[SHORT PROBLEM]: Please give the data below again in full, exactly as it stands.

>>>

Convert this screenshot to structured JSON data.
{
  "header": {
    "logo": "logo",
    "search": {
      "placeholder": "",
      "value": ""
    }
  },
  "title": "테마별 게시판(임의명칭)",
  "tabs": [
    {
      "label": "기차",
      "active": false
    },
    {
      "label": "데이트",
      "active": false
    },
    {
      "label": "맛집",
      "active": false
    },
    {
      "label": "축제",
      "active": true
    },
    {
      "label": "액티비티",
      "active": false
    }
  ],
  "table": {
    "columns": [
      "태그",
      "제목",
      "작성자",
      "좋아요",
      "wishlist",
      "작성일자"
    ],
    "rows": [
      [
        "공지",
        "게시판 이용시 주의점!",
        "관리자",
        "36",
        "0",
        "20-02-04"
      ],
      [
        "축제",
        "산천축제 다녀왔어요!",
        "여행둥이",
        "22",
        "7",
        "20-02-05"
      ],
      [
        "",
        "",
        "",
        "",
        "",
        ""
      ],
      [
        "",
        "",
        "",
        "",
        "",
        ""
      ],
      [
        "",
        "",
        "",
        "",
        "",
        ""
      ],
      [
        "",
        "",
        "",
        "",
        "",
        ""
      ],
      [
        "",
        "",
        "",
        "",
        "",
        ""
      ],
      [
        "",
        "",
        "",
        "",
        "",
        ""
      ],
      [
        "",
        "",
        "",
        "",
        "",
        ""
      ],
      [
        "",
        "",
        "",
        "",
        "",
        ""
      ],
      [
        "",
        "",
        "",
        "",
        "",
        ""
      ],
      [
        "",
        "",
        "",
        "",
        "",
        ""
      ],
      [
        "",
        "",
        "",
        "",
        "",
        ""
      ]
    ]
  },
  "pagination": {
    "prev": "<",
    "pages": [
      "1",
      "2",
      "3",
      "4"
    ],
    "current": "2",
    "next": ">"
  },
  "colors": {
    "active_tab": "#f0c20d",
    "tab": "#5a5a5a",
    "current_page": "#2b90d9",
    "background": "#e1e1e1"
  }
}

<<<

[FINAL RESULT]:
Convert this screenshot to structured JSON data.
{
  "header": {
    "logo": "logo",
    "search": {
      "placeholder": "",
      "value": ""
    }
  },
  "title": "테마별 게시판(임의명칭)",
  "tabs": [
    {
      "label": "기차",
      "active": false
    },
    {
      "label": "데이트",
      "active": false
    },
    {
      "label": "맛집",
      "active": false
    },
    {
      "label": "축제",
      "active": true
    },
    {
      "label": "액티비티",
      "active": false
    }
  ],
  "table": {
    "columns": [
      "태그",
      "제목",
      "작성자",
      "좋아요",
      "wishlist",
      "작성일자"
    ],
    "rows": [
      [
        "공지",
        "게시판 이용시 주의점!",
        "관리자",
        "36",
        "0",
        "20-02-04"
      ],
      [
        "축제",
        "산천축제 다녀왔어요!",
        "여행둥이",
        "22",
        "7",
        "20-02-05"
      ],
      [
        "",
        "",
        "",
        "",
        "",
        ""
      ],
      [
        "",
        "",
        "",
        "",
        "",
        ""
      ],
      [
        "",
        "",
        "",
        "",
        "",
        ""
      ],
      [
        "",
        "",
        "",
        "",
        "",
        ""
      ],
      [
        "",
        "",
        "",
        "",
        "",
        ""
      ],
      [
        "",
        "",
        "",
        "",
        "",
        ""
      ],
      [
        "",
        "",
        "",
        "",
        "",
        ""
      ],
      [
        "",
        "",
        "",
        "",
        "",
        ""
      ],
      [
        "",
        "",
        "",
        "",
        "",
        ""
      ],
      [
        "",
        "",
        "",
        "",
        "",
        ""
      ],
      [
        "",
        "",
        "",
        "",
        "",
        ""
      ]
    ]
  },
  "pagination": {
    "prev": "<",
    "pages": [
      "1",
      "2",
      "3",
      "4"
    ],
    "current": "2",
    "next": ">"
  },
  "colors": {
    "active_tab": "#f0c20d",
    "tab": "#5a5a5a",
    "current_page": "#2b90d9",
    "background": "#e1e1e1"
  }
}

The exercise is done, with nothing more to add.